▶ **Material provided**
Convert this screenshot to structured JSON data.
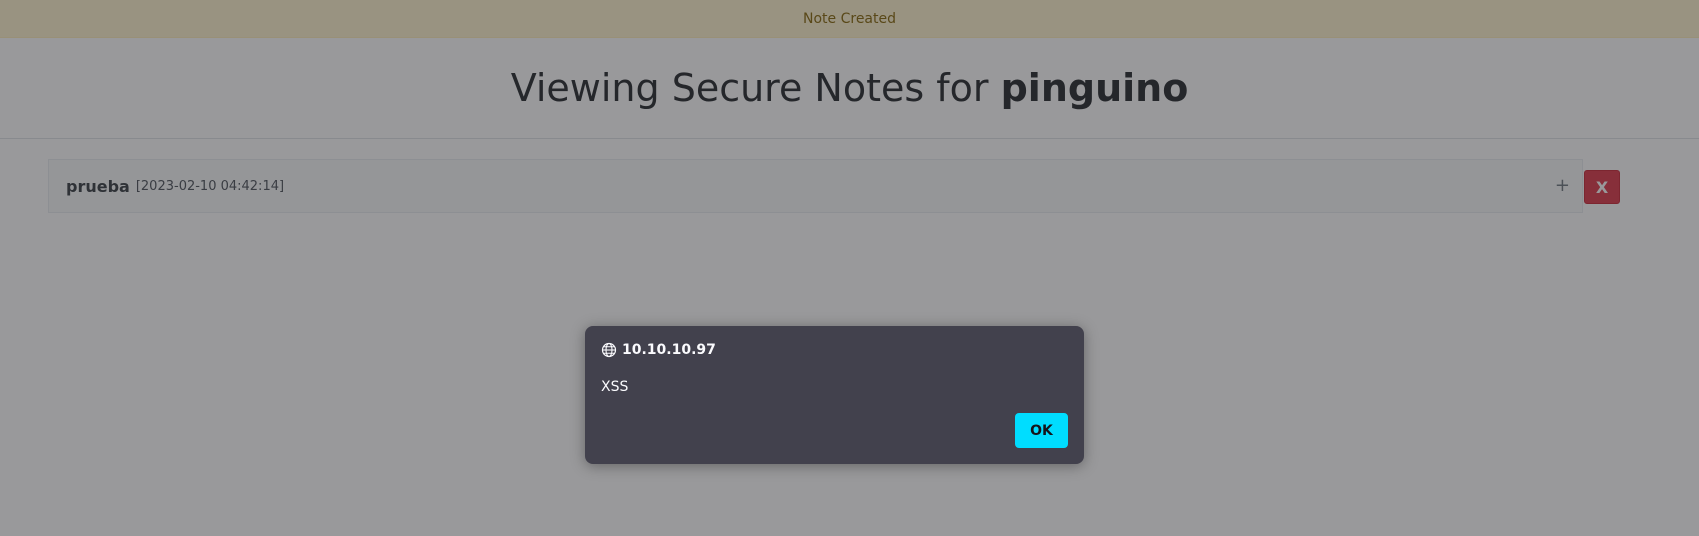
{
  "notice": {
    "text": "Note Created"
  },
  "header": {
    "title_prefix": "Viewing Secure Notes for ",
    "username": "pinguino"
  },
  "notes": [
    {
      "title": "prueba",
      "date": "[2023-02-10 04:42:14]",
      "expand_label": "+",
      "delete_label": "X"
    }
  ],
  "dialog": {
    "origin": "10.10.10.97",
    "origin_icon": "globe-icon",
    "message": "XSS",
    "ok_label": "OK"
  },
  "colors": {
    "notice_bg": "#fff3cd",
    "notice_text": "#856404",
    "delete_button": "#dc3545",
    "dialog_bg": "#42414d",
    "ok_button": "#00ddff"
  }
}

▶ **Given problem**
Give the material again exactly as it is, but keep the pictures out.

▶ **Exercise result**
Convert this screenshot to structured JSON data.
{
  "notice": {
    "text": "Note Created"
  },
  "header": {
    "title_prefix": "Viewing Secure Notes for ",
    "username": "pinguino"
  },
  "notes": [
    {
      "title": "prueba",
      "date": "[2023-02-10 04:42:14]",
      "expand_label": "+",
      "delete_label": "X"
    }
  ],
  "dialog": {
    "origin": "10.10.10.97",
    "origin_icon": "globe-icon",
    "message": "XSS",
    "ok_label": "OK"
  },
  "colors": {
    "notice_bg": "#fff3cd",
    "notice_text": "#856404",
    "delete_button": "#dc3545",
    "dialog_bg": "#42414d",
    "ok_button": "#00ddff"
  }
}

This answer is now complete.